(Document text)
It would be nice to have a kind of gconf value that would allow the 
distributions to launch their tool if a new monitor was connected and 
the user has chosen to configure it manually.

> Also part of this is changes to gtk+, metacity, and the panel to make
> them react properly to monitors appearing and disappearing. I have put
> up some material here:
> 
>         http://www.gnome.org/~ssp/randr
> 
> Not particularly well-structured, but some people may find the TODO
> file interesting.

There are also some problems with Nautilus: It always uses the most
upper left screen as the main screen. Furthermore icons are not
recollected from disabled screens.

> This can all be done using just RandR - no root priviledges or
> xorg.conf-editing would be required. I understand that the Ubuntu tool
> would also include functionality to do this. I am not opposed to
> having this in the gnomecc capplet, but it needs to be done with a
> separate "Advanced" button, so that Fedora and other distributions can
> hook up their own xorg.conf-editing X configuration tool for it.

See the bootstrapping virtual size problem above.

I don't like the idea of a completely different second user interface.
Furthermore I don't know why it should be advanced to configure the
monitors if you use proprietary drivers, want to use monitors that are
connected to separate graphics cards or set the system defaults? So you
will always end up with a need for XRandR1.2 in the distro tool too. And
why does every distro need its own xorg.conf editor at all?

> For Fedora this tool would be system-config-display. In the longer
> term, xorg.conf will hopefully become gradually more and more
> irrelevant as the X server becomes more dynamically configurable.
(End Document text)
(Stored data)
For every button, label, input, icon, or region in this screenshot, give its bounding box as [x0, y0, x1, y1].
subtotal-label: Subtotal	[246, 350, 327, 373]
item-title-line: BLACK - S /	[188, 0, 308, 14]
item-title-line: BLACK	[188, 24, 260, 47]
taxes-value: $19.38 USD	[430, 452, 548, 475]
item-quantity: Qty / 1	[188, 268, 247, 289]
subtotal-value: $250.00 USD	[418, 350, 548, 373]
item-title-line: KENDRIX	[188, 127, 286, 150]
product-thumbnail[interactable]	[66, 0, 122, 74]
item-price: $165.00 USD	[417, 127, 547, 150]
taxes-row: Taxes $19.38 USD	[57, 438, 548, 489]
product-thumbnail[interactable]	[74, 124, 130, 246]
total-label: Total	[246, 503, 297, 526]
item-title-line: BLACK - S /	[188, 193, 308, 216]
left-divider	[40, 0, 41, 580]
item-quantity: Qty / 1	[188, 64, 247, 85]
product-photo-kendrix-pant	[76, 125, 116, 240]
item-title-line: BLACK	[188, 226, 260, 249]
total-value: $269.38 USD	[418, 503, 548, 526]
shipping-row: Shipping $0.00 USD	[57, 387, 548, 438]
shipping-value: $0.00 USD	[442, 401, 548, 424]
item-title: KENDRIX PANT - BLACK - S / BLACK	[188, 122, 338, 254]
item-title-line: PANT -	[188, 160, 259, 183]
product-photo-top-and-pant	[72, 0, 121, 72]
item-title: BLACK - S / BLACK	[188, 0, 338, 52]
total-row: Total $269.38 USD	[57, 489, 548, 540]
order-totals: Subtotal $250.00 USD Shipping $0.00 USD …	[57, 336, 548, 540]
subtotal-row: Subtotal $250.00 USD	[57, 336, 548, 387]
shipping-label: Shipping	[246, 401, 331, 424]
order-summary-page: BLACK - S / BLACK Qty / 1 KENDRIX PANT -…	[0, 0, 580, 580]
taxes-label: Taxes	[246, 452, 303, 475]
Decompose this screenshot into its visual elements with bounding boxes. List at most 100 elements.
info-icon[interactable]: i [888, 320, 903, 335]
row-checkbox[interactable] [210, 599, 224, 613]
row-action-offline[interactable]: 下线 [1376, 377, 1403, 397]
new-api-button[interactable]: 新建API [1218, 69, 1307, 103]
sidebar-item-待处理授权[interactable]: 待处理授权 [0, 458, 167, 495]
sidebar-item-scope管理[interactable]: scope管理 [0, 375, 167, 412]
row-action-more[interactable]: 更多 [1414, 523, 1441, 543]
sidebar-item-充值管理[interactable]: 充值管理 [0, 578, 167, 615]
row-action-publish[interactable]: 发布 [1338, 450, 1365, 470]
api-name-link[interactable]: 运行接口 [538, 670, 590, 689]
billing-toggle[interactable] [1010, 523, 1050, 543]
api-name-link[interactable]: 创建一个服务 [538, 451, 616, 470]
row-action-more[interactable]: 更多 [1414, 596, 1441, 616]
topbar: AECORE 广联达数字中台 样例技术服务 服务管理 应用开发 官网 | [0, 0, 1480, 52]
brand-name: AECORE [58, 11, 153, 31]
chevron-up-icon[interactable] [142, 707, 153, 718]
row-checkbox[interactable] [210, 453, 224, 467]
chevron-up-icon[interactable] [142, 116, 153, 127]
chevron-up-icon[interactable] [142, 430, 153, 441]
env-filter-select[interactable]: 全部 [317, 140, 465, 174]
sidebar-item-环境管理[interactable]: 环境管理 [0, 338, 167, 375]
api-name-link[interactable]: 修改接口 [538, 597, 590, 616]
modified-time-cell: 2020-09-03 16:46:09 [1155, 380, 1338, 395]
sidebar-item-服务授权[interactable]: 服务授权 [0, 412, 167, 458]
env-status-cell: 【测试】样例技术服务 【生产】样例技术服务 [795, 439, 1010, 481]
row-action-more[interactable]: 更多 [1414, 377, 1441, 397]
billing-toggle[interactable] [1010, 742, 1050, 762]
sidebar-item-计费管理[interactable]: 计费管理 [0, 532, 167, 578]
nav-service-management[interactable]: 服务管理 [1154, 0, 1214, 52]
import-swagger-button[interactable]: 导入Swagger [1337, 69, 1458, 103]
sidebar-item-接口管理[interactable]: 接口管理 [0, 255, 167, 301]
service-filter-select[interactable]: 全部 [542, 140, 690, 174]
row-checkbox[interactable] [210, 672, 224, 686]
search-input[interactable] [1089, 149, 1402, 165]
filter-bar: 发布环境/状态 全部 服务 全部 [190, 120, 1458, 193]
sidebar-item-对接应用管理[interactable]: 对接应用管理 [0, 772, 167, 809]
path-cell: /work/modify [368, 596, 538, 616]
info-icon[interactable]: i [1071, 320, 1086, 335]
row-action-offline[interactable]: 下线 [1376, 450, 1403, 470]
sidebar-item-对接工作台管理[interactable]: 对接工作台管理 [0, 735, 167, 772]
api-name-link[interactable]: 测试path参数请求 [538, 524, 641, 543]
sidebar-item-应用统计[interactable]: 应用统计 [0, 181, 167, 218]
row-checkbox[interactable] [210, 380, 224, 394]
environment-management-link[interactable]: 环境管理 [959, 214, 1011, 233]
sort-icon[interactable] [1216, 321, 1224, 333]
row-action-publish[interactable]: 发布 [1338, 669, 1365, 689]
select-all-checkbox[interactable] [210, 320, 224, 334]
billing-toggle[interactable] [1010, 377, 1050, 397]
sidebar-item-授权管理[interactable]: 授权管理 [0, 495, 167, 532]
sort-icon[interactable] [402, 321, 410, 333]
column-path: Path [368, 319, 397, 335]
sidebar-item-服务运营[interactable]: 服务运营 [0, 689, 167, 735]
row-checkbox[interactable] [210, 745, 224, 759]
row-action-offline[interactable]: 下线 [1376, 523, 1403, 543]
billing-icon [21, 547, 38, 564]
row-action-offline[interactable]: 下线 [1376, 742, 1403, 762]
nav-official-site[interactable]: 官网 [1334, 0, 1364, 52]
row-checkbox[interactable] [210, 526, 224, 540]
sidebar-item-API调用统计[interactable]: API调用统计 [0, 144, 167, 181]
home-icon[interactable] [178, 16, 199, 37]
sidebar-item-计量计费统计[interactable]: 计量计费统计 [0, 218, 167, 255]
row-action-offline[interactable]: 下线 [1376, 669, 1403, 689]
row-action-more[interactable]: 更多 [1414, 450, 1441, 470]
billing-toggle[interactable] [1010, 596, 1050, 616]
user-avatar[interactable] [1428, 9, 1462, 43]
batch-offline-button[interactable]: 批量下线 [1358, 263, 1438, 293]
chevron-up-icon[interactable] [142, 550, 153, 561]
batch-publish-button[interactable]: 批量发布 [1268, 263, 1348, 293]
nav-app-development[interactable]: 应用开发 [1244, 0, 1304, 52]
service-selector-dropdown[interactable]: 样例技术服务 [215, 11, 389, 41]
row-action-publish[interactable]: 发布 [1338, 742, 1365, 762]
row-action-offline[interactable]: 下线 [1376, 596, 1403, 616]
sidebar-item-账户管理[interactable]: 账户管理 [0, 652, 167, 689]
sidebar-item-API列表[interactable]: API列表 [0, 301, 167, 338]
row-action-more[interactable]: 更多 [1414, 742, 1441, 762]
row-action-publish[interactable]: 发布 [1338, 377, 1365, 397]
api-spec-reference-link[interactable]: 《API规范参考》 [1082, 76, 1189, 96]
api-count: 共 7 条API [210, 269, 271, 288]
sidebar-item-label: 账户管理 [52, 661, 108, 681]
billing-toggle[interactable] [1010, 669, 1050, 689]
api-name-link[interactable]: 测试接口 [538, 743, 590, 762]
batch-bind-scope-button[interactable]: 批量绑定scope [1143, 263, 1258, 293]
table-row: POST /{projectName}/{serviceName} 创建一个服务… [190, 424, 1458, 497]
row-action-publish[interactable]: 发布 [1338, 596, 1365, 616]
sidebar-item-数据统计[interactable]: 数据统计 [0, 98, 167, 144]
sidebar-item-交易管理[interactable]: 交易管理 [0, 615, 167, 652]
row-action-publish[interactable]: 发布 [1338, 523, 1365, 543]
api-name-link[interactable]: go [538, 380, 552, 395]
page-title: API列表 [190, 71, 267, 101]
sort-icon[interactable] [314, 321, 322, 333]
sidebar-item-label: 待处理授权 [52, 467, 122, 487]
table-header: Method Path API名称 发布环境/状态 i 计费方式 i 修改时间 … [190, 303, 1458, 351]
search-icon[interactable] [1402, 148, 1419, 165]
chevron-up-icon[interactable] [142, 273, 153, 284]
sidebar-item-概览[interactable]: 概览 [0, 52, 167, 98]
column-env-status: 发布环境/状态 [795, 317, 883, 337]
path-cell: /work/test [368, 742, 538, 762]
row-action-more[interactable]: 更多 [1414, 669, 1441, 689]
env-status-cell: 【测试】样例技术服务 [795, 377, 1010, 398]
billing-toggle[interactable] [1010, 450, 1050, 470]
(End Stored data)
Questions =
A. In the discussion, give the passage from "See the bootstrapping" up to and including "editor at all?" again, substituting "distribution" for "distro" each time it appears.
B. Name every program or component that the discussion says needs changes so it reacts properly to monitors appearing and disappearing.

Task responses =
A.
See the bootstrapping virtual size problem above.

I don't like the idea of a completely different second user interface.
Furthermore I don't know why it should be advanced to configure the
monitors if you use proprietary drivers, want to use monitors that are
connected to separate graphics cards or set the system defaults? So you
will always end up with a need for XRandR1.2 in the distribution tool too. And
why does every distribution need its own xorg.conf editor at all?

B. gtk+, metacity, the panel